- _MATERIAL PROVIDED_:
———

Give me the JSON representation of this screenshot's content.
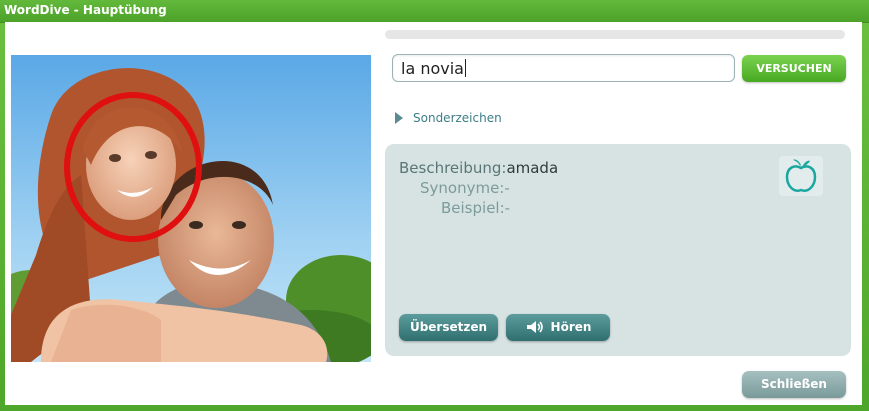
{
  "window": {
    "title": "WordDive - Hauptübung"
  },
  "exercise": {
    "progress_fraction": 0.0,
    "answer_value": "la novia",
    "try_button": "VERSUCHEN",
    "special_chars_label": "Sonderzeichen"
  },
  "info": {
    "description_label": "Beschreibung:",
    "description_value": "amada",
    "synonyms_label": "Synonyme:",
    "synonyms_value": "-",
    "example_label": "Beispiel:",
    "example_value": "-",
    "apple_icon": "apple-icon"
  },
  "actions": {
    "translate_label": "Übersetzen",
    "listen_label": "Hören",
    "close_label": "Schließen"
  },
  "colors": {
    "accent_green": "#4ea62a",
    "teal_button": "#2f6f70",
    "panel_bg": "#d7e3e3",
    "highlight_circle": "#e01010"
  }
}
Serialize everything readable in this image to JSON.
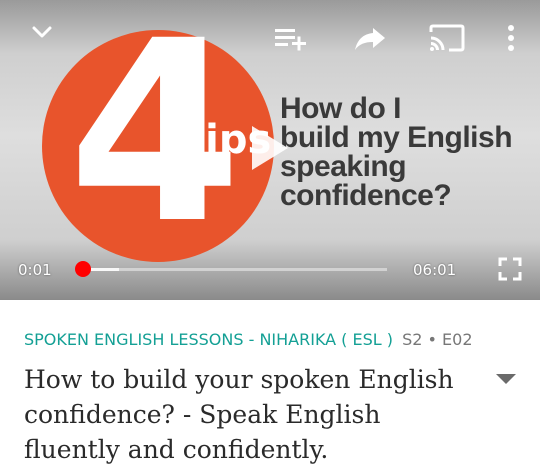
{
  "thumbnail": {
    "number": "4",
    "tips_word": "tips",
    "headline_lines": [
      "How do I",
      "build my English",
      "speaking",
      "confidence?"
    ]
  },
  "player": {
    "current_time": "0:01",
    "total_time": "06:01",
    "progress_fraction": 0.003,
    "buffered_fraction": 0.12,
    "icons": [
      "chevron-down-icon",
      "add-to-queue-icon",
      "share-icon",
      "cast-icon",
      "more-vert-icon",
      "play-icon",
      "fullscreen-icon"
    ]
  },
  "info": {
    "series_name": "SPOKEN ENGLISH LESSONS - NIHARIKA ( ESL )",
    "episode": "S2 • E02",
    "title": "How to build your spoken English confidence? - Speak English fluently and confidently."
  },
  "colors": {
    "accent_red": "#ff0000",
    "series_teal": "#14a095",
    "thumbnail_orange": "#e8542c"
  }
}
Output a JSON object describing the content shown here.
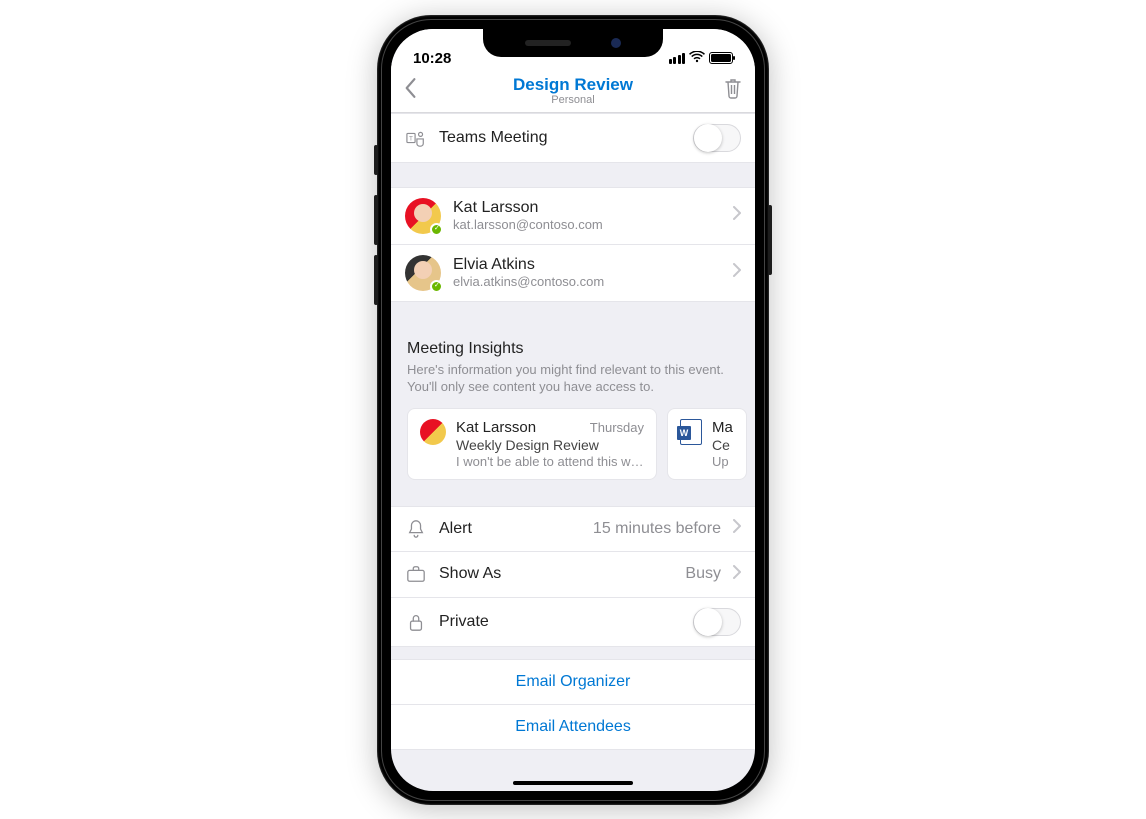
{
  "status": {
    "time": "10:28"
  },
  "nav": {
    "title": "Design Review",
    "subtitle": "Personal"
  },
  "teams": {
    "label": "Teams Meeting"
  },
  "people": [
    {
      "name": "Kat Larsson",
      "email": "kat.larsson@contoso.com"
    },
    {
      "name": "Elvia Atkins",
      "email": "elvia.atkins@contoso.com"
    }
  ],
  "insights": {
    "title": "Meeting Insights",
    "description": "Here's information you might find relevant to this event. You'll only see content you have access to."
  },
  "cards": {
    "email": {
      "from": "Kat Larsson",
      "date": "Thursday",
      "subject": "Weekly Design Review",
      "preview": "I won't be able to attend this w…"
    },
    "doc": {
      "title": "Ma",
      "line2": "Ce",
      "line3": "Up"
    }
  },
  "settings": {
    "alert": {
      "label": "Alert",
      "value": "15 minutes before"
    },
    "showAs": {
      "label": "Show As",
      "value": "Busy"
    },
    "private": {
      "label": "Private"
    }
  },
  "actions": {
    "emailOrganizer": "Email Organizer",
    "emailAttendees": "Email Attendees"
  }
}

———

Copy the material above exactly and drop the pictures.

Give me the JSON representation of this screenshot's content.
{
  "window": {
    "title": "WordDive - Hauptübung"
  },
  "exercise": {
    "progress_fraction": 0.0,
    "answer_value": "la novia",
    "try_button": "VERSUCHEN",
    "special_chars_label": "Sonderzeichen"
  },
  "info": {
    "description_label": "Beschreibung:",
    "description_value": "amada",
    "synonyms_label": "Synonyme:",
    "synonyms_value": "-",
    "example_label": "Beispiel:",
    "example_value": "-",
    "apple_icon": "apple-icon"
  },
  "actions": {
    "translate_label": "Übersetzen",
    "listen_label": "Hören",
    "close_label": "Schließen"
  },
  "colors": {
    "accent_green": "#4ea62a",
    "teal_button": "#2f6f70",
    "panel_bg": "#d7e3e3",
    "highlight_circle": "#e01010"
  }
}
Serialize everything readable in this image to JSON.
{
  "thumbnail": {
    "number": "4",
    "tips_word": "tips",
    "headline_lines": [
      "How do I",
      "build my English",
      "speaking",
      "confidence?"
    ]
  },
  "player": {
    "current_time": "0:01",
    "total_time": "06:01",
    "progress_fraction": 0.003,
    "buffered_fraction": 0.12,
    "icons": [
      "chevron-down-icon",
      "add-to-queue-icon",
      "share-icon",
      "cast-icon",
      "more-vert-icon",
      "play-icon",
      "fullscreen-icon"
    ]
  },
  "info": {
    "series_name": "SPOKEN ENGLISH LESSONS - NIHARIKA ( ESL )",
    "episode": "S2 • E02",
    "title": "How to build your spoken English confidence? - Speak English fluently and confidently."
  },
  "colors": {
    "accent_red": "#ff0000",
    "series_teal": "#14a095",
    "thumbnail_orange": "#e8542c"
  }
}
Output a JSON object describing the content shown here.
{
  "status": {
    "time": "10:28"
  },
  "nav": {
    "title": "Design Review",
    "subtitle": "Personal"
  },
  "teams": {
    "label": "Teams Meeting"
  },
  "people": [
    {
      "name": "Kat Larsson",
      "email": "kat.larsson@contoso.com"
    },
    {
      "name": "Elvia Atkins",
      "email": "elvia.atkins@contoso.com"
    }
  ],
  "insights": {
    "title": "Meeting Insights",
    "description": "Here's information you might find relevant to this event. You'll only see content you have access to."
  },
  "cards": {
    "email": {
      "from": "Kat Larsson",
      "date": "Thursday",
      "subject": "Weekly Design Review",
      "preview": "I won't be able to attend this w…"
    },
    "doc": {
      "title": "Ma",
      "line2": "Ce",
      "line3": "Up"
    }
  },
  "settings": {
    "alert": {
      "label": "Alert",
      "value": "15 minutes before"
    },
    "showAs": {
      "label": "Show As",
      "value": "Busy"
    },
    "private": {
      "label": "Private"
    }
  },
  "actions": {
    "emailOrganizer": "Email Organizer",
    "emailAttendees": "Email Attendees"
  }
}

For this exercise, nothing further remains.